**Your objective**
Scan the entries below and extract each line with the word "grid" in it.

**Dataset excerpts**
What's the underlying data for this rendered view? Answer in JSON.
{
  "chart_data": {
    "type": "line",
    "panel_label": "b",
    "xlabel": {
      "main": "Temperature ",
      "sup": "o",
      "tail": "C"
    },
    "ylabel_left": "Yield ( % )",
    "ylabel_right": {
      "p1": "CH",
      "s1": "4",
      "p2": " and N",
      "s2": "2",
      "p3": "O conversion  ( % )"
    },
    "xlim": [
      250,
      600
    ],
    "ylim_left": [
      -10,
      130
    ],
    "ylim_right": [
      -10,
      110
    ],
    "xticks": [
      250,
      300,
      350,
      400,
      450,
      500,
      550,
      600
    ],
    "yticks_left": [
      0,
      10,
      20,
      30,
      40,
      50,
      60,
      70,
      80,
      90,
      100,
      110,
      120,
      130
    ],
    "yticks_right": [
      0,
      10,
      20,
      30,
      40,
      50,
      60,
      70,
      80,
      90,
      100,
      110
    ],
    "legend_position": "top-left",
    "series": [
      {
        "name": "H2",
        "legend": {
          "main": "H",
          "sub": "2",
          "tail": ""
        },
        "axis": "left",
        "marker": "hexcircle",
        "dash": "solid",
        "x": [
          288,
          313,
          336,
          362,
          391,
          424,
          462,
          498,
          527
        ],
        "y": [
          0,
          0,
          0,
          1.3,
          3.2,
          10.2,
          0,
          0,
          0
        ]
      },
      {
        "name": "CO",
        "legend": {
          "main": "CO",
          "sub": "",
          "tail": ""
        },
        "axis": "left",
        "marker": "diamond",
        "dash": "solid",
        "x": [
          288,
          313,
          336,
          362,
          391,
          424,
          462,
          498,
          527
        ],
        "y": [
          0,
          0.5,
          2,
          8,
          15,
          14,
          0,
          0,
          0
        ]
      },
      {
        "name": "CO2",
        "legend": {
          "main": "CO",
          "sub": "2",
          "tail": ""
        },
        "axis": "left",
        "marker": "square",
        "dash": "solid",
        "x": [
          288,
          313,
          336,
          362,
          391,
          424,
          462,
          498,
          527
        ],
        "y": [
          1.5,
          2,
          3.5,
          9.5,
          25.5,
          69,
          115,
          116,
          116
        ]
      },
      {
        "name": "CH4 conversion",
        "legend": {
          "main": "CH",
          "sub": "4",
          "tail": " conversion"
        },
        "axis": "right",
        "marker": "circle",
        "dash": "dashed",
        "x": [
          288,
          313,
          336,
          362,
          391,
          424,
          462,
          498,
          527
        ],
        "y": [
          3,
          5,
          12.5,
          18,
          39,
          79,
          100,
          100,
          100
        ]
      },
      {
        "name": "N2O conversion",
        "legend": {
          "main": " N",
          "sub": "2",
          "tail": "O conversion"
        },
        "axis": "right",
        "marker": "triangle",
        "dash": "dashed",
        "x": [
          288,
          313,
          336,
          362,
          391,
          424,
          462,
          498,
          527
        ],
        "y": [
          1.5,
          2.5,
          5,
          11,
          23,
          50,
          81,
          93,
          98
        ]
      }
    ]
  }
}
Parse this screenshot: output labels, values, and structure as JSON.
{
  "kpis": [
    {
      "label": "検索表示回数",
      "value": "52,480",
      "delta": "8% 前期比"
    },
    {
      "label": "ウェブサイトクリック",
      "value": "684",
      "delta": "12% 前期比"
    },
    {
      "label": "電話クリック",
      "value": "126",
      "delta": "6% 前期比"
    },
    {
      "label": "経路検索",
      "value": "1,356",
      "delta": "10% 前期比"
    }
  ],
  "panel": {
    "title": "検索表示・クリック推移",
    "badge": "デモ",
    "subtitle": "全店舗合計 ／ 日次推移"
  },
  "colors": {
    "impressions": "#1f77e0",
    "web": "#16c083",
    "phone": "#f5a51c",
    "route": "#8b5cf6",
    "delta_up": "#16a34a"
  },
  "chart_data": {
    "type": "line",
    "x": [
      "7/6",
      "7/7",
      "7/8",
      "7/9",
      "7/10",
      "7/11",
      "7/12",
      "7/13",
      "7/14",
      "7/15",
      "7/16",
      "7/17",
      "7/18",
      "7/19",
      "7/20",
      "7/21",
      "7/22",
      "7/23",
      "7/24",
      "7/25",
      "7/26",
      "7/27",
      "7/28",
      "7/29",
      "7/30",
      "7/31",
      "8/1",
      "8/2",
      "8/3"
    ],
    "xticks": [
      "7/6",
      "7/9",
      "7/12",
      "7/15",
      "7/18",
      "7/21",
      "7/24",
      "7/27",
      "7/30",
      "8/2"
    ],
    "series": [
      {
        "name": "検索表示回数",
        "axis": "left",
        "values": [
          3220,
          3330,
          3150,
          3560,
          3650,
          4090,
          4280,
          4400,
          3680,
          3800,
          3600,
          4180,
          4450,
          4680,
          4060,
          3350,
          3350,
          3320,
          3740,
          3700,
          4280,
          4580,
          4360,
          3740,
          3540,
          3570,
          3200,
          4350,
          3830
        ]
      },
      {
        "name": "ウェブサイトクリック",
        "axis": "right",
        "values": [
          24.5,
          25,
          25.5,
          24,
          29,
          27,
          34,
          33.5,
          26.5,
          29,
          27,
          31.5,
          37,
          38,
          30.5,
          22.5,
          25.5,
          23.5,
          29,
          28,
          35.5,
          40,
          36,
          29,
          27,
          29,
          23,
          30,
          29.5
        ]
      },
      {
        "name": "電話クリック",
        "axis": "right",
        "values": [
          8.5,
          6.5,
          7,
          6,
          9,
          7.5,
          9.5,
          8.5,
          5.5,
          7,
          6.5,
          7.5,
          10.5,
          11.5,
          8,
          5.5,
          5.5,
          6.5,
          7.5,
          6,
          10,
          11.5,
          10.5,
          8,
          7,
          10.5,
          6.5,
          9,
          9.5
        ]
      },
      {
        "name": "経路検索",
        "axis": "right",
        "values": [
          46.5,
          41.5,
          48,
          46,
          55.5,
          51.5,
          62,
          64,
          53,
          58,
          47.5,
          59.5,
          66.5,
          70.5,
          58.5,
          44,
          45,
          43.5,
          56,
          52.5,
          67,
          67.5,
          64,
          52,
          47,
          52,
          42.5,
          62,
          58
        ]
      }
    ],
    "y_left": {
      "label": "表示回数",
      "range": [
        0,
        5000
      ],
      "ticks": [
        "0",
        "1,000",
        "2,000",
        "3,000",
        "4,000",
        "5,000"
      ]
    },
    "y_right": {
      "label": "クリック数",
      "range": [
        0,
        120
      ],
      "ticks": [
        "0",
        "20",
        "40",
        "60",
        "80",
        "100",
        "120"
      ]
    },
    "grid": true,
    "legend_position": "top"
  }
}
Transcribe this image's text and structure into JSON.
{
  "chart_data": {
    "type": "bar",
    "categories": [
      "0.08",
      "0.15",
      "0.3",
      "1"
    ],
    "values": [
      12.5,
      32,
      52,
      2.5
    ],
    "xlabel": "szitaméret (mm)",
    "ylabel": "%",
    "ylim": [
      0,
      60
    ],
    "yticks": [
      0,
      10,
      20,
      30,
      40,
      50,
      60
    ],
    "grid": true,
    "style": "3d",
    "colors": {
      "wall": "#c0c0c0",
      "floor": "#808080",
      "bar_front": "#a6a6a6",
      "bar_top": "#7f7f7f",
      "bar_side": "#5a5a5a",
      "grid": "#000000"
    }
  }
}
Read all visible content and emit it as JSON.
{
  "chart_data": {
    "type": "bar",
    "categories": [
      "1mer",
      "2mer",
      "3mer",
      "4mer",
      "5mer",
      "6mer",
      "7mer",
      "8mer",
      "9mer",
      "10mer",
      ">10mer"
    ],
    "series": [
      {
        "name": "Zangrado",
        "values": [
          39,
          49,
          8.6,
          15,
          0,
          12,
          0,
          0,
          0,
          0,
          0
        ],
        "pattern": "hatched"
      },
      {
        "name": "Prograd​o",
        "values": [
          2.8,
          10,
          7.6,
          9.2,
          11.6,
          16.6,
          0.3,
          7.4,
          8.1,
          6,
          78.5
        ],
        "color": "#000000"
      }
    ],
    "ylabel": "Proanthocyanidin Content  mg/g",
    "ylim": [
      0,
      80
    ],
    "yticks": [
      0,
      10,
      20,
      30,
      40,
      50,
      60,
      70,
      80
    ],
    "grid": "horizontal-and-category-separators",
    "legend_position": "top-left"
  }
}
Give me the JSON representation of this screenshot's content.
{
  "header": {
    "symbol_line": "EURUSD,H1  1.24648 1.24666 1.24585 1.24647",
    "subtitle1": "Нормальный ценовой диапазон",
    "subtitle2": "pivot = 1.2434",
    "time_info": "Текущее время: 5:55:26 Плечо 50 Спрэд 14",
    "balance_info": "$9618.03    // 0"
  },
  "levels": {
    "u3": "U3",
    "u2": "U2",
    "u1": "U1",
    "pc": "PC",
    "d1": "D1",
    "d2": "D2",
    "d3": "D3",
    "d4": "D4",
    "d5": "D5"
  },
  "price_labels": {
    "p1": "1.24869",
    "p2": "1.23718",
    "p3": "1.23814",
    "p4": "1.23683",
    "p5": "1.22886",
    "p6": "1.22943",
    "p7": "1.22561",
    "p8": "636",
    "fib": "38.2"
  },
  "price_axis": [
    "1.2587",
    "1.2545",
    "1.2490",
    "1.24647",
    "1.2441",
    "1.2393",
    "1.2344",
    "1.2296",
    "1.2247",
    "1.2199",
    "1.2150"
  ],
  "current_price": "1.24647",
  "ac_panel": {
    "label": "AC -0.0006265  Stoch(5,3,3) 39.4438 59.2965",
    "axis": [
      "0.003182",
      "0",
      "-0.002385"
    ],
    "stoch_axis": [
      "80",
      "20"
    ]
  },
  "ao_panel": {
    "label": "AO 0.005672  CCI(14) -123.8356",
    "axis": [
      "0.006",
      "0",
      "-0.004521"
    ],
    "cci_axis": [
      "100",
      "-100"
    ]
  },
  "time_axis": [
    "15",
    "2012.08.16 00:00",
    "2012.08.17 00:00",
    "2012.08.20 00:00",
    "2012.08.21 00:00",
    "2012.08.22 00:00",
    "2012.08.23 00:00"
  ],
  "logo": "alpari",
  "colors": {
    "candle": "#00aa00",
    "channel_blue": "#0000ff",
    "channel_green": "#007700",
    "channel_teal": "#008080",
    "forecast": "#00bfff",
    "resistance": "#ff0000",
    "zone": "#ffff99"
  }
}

**Full response**
    "grid": true,
    "grid": true,
      "grid": "#000000"
    "grid": "horizontal-and-category-separators",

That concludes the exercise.